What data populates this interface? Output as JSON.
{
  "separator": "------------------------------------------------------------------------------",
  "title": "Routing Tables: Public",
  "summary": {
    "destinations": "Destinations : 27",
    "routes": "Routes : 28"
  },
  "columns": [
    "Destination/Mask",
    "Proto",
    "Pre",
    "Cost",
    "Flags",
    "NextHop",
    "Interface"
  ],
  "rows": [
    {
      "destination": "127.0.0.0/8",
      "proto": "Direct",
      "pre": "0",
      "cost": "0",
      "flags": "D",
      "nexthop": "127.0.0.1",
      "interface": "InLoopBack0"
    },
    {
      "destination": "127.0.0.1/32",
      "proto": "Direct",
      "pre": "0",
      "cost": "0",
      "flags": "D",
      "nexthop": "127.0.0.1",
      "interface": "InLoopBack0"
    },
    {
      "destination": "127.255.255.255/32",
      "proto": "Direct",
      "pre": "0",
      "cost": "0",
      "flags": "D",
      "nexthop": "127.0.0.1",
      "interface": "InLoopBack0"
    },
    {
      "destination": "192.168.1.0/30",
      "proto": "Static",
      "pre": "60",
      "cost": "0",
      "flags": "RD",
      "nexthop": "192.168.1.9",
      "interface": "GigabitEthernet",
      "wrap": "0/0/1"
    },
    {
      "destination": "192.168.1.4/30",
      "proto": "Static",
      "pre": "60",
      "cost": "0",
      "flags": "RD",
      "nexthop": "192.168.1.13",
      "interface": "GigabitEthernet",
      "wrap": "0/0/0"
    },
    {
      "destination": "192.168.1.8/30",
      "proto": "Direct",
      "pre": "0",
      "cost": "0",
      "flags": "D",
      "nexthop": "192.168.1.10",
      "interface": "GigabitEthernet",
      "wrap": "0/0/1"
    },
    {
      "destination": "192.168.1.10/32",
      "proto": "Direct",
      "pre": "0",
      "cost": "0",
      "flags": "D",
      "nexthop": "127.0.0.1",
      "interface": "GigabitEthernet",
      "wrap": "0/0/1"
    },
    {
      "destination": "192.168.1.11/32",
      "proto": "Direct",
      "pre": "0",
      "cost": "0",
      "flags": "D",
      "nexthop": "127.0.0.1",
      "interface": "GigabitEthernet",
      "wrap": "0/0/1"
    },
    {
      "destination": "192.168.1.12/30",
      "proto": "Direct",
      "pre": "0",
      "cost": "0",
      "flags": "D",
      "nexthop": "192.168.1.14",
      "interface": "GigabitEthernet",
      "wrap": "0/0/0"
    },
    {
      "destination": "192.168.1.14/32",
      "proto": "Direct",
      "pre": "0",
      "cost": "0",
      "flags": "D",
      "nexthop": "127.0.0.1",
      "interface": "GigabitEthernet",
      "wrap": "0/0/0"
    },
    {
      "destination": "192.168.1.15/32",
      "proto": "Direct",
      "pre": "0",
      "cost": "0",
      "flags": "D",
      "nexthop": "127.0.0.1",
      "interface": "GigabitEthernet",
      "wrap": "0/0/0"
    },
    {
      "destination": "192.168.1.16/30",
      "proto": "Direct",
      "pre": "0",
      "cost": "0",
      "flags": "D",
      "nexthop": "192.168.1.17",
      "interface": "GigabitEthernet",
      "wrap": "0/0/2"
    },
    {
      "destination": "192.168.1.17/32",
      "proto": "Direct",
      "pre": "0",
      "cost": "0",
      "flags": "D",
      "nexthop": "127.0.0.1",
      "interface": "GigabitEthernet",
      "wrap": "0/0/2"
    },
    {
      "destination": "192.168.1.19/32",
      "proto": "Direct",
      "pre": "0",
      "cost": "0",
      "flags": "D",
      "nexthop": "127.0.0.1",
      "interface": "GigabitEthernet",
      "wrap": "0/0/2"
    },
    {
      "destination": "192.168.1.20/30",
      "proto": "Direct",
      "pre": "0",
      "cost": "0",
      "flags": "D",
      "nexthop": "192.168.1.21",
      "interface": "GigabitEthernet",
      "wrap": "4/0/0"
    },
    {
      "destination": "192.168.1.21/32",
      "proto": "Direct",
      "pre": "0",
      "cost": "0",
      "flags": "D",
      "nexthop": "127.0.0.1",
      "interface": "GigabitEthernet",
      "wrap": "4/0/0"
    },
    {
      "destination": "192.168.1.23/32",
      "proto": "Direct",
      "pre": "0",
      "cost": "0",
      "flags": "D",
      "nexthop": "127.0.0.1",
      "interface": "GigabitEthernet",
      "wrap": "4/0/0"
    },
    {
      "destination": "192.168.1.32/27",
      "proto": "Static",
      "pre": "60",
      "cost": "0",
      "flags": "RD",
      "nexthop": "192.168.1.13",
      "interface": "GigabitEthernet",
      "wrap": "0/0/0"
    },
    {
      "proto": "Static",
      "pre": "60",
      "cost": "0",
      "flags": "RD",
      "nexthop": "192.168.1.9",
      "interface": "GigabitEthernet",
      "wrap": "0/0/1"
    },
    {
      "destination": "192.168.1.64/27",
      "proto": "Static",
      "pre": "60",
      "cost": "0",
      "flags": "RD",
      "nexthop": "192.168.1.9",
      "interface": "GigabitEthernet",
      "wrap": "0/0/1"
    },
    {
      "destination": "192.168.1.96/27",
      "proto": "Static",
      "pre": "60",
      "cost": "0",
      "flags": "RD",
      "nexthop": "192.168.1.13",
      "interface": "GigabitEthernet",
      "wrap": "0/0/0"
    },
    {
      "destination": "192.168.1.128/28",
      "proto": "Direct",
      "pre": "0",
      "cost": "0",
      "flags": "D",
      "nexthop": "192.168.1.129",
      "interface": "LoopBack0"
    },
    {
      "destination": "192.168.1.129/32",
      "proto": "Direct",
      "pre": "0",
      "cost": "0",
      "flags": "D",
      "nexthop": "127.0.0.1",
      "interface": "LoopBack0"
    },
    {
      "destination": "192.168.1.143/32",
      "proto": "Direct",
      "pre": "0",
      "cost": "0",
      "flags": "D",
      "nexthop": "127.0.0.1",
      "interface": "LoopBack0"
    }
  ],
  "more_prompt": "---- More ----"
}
= = =
[WRITTEN PROBLEM]
Provide all the records again, word for word.

[RESULT BELOW]
What data populates this interface? Output as JSON.
{
  "separator": "------------------------------------------------------------------------------",
  "title": "Routing Tables: Public",
  "summary": {
    "destinations": "Destinations : 27",
    "routes": "Routes : 28"
  },
  "columns": [
    "Destination/Mask",
    "Proto",
    "Pre",
    "Cost",
    "Flags",
    "NextHop",
    "Interface"
  ],
  "rows": [
    {
      "destination": "127.0.0.0/8",
      "proto": "Direct",
      "pre": "0",
      "cost": "0",
      "flags": "D",
      "nexthop": "127.0.0.1",
      "interface": "InLoopBack0"
    },
    {
      "destination": "127.0.0.1/32",
      "proto": "Direct",
      "pre": "0",
      "cost": "0",
      "flags": "D",
      "nexthop": "127.0.0.1",
      "interface": "InLoopBack0"
    },
    {
      "destination": "127.255.255.255/32",
      "proto": "Direct",
      "pre": "0",
      "cost": "0",
      "flags": "D",
      "nexthop": "127.0.0.1",
      "interface": "InLoopBack0"
    },
    {
      "destination": "192.168.1.0/30",
      "proto": "Static",
      "pre": "60",
      "cost": "0",
      "flags": "RD",
      "nexthop": "192.168.1.9",
      "interface": "GigabitEthernet",
      "wrap": "0/0/1"
    },
    {
      "destination": "192.168.1.4/30",
      "proto": "Static",
      "pre": "60",
      "cost": "0",
      "flags": "RD",
      "nexthop": "192.168.1.13",
      "interface": "GigabitEthernet",
      "wrap": "0/0/0"
    },
    {
      "destination": "192.168.1.8/30",
      "proto": "Direct",
      "pre": "0",
      "cost": "0",
      "flags": "D",
      "nexthop": "192.168.1.10",
      "interface": "GigabitEthernet",
      "wrap": "0/0/1"
    },
    {
      "destination": "192.168.1.10/32",
      "proto": "Direct",
      "pre": "0",
      "cost": "0",
      "flags": "D",
      "nexthop": "127.0.0.1",
      "interface": "GigabitEthernet",
      "wrap": "0/0/1"
    },
    {
      "destination": "192.168.1.11/32",
      "proto": "Direct",
      "pre": "0",
      "cost": "0",
      "flags": "D",
      "nexthop": "127.0.0.1",
      "interface": "GigabitEthernet",
      "wrap": "0/0/1"
    },
    {
      "destination": "192.168.1.12/30",
      "proto": "Direct",
      "pre": "0",
      "cost": "0",
      "flags": "D",
      "nexthop": "192.168.1.14",
      "interface": "GigabitEthernet",
      "wrap": "0/0/0"
    },
    {
      "destination": "192.168.1.14/32",
      "proto": "Direct",
      "pre": "0",
      "cost": "0",
      "flags": "D",
      "nexthop": "127.0.0.1",
      "interface": "GigabitEthernet",
      "wrap": "0/0/0"
    },
    {
      "destination": "192.168.1.15/32",
      "proto": "Direct",
      "pre": "0",
      "cost": "0",
      "flags": "D",
      "nexthop": "127.0.0.1",
      "interface": "GigabitEthernet",
      "wrap": "0/0/0"
    },
    {
      "destination": "192.168.1.16/30",
      "proto": "Direct",
      "pre": "0",
      "cost": "0",
      "flags": "D",
      "nexthop": "192.168.1.17",
      "interface": "GigabitEthernet",
      "wrap": "0/0/2"
    },
    {
      "destination": "192.168.1.17/32",
      "proto": "Direct",
      "pre": "0",
      "cost": "0",
      "flags": "D",
      "nexthop": "127.0.0.1",
      "interface": "GigabitEthernet",
      "wrap": "0/0/2"
    },
    {
      "destination": "192.168.1.19/32",
      "proto": "Direct",
      "pre": "0",
      "cost": "0",
      "flags": "D",
      "nexthop": "127.0.0.1",
      "interface": "GigabitEthernet",
      "wrap": "0/0/2"
    },
    {
      "destination": "192.168.1.20/30",
      "proto": "Direct",
      "pre": "0",
      "cost": "0",
      "flags": "D",
      "nexthop": "192.168.1.21",
      "interface": "GigabitEthernet",
      "wrap": "4/0/0"
    },
    {
      "destination": "192.168.1.21/32",
      "proto": "Direct",
      "pre": "0",
      "cost": "0",
      "flags": "D",
      "nexthop": "127.0.0.1",
      "interface": "GigabitEthernet",
      "wrap": "4/0/0"
    },
    {
      "destination": "192.168.1.23/32",
      "proto": "Direct",
      "pre": "0",
      "cost": "0",
      "flags": "D",
      "nexthop": "127.0.0.1",
      "interface": "GigabitEthernet",
      "wrap": "4/0/0"
    },
    {
      "destination": "192.168.1.32/27",
      "proto": "Static",
      "pre": "60",
      "cost": "0",
      "flags": "RD",
      "nexthop": "192.168.1.13",
      "interface": "GigabitEthernet",
      "wrap": "0/0/0"
    },
    {
      "proto": "Static",
      "pre": "60",
      "cost": "0",
      "flags": "RD",
      "nexthop": "192.168.1.9",
      "interface": "GigabitEthernet",
      "wrap": "0/0/1"
    },
    {
      "destination": "192.168.1.64/27",
      "proto": "Static",
      "pre": "60",
      "cost": "0",
      "flags": "RD",
      "nexthop": "192.168.1.9",
      "interface": "GigabitEthernet",
      "wrap": "0/0/1"
    },
    {
      "destination": "192.168.1.96/27",
      "proto": "Static",
      "pre": "60",
      "cost": "0",
      "flags": "RD",
      "nexthop": "192.168.1.13",
      "interface": "GigabitEthernet",
      "wrap": "0/0/0"
    },
    {
      "destination": "192.168.1.128/28",
      "proto": "Direct",
      "pre": "0",
      "cost": "0",
      "flags": "D",
      "nexthop": "192.168.1.129",
      "interface": "LoopBack0"
    },
    {
      "destination": "192.168.1.129/32",
      "proto": "Direct",
      "pre": "0",
      "cost": "0",
      "flags": "D",
      "nexthop": "127.0.0.1",
      "interface": "LoopBack0"
    },
    {
      "destination": "192.168.1.143/32",
      "proto": "Direct",
      "pre": "0",
      "cost": "0",
      "flags": "D",
      "nexthop": "127.0.0.1",
      "interface": "LoopBack0"
    }
  ],
  "more_prompt": "---- More ----"
}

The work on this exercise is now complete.